■ Available data:
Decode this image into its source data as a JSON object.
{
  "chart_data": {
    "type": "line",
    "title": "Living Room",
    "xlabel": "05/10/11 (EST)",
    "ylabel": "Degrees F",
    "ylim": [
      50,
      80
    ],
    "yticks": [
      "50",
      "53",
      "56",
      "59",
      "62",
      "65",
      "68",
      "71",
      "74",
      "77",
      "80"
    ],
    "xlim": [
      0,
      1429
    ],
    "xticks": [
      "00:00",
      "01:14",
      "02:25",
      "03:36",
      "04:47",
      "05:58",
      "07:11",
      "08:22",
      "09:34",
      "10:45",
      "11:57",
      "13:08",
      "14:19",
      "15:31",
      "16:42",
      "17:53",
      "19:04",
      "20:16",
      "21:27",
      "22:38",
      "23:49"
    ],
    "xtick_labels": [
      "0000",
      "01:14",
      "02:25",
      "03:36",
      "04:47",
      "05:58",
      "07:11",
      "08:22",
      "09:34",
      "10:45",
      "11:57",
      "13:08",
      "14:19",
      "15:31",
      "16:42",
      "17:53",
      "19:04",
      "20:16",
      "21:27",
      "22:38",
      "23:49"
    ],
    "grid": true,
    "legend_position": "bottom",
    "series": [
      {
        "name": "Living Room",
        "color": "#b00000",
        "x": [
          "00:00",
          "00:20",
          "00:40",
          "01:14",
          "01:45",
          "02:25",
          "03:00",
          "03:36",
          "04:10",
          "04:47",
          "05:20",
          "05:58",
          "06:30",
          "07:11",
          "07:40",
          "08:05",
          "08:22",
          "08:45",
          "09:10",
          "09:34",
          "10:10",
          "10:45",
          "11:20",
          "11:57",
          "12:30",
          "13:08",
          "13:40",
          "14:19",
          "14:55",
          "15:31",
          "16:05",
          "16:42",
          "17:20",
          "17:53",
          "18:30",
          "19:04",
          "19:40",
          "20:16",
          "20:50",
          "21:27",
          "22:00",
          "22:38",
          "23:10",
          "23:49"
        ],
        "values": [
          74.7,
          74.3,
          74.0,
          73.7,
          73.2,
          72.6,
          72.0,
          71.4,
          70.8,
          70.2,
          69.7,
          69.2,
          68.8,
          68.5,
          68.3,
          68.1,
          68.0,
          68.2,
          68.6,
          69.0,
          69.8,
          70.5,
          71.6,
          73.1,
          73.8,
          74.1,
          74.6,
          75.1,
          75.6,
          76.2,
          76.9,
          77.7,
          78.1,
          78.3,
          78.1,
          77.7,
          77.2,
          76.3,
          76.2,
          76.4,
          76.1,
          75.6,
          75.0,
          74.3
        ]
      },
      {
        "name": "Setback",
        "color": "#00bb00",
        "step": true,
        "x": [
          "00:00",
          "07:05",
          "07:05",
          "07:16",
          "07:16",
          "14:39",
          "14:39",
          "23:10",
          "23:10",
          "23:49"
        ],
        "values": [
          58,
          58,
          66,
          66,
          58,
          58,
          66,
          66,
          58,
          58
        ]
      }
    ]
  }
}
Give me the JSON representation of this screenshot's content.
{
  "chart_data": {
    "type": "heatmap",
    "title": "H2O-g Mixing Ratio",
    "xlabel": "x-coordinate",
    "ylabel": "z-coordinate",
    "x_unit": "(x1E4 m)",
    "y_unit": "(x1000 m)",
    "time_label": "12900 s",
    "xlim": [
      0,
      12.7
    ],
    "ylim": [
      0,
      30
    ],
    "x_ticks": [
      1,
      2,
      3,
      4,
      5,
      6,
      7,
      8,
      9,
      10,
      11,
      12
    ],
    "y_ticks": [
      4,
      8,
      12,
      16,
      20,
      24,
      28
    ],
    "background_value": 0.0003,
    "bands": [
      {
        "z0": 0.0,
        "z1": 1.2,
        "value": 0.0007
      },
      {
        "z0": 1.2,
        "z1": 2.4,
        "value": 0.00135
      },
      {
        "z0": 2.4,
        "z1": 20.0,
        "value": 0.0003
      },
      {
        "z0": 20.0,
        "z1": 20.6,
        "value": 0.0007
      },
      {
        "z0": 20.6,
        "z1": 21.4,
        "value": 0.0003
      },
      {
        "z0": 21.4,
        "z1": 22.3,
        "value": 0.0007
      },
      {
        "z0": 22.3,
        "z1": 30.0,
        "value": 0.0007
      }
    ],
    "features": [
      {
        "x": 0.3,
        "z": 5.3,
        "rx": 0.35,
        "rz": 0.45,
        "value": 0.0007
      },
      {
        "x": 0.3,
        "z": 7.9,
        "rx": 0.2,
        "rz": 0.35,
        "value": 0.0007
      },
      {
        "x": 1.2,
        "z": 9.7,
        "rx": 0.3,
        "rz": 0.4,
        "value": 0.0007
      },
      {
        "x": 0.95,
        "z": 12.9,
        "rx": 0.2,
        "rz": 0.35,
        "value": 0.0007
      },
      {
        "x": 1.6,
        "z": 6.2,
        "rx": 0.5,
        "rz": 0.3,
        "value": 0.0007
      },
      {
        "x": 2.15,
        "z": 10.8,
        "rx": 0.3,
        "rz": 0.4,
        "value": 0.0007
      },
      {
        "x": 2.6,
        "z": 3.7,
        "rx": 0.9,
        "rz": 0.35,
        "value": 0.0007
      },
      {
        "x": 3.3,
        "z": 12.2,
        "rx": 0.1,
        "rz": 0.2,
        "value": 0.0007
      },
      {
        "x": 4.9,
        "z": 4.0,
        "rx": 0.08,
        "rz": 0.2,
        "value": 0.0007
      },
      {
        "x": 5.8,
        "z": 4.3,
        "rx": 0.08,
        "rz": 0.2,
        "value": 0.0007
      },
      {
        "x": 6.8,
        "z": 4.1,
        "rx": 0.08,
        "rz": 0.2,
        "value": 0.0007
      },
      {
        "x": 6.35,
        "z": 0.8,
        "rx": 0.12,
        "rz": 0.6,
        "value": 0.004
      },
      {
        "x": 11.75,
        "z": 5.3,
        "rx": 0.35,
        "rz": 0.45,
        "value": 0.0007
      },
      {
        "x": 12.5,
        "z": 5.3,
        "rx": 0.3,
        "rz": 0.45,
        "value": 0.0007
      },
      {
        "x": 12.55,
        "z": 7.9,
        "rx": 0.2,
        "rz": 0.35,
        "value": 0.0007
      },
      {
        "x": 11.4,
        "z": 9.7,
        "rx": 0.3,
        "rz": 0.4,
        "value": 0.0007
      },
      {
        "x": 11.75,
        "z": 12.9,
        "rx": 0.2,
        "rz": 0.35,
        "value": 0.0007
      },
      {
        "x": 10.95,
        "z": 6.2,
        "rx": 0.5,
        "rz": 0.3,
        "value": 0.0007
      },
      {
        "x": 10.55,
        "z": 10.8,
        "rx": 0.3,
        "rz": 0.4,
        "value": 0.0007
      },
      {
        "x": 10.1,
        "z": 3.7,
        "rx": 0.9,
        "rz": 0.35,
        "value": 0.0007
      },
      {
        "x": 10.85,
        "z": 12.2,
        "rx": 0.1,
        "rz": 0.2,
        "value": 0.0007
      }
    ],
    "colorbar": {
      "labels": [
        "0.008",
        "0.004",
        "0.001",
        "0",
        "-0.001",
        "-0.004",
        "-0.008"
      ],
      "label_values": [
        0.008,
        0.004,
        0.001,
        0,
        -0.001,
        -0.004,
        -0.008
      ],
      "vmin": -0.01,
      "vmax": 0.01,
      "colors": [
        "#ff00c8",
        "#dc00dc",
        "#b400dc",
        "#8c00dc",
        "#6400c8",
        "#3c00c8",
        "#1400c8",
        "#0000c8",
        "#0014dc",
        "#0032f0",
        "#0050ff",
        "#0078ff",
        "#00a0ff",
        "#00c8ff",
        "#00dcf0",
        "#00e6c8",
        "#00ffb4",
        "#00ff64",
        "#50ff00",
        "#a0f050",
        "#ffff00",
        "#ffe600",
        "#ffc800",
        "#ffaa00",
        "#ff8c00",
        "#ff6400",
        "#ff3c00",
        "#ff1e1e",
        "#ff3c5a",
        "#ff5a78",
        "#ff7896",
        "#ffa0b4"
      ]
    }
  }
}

■ Task to complete: Take every line from the records above that has the word "JSON" and copy it.

■ Output below:
Decode this image into its source data as a JSON object.
Give me the JSON representation of this screenshot's content.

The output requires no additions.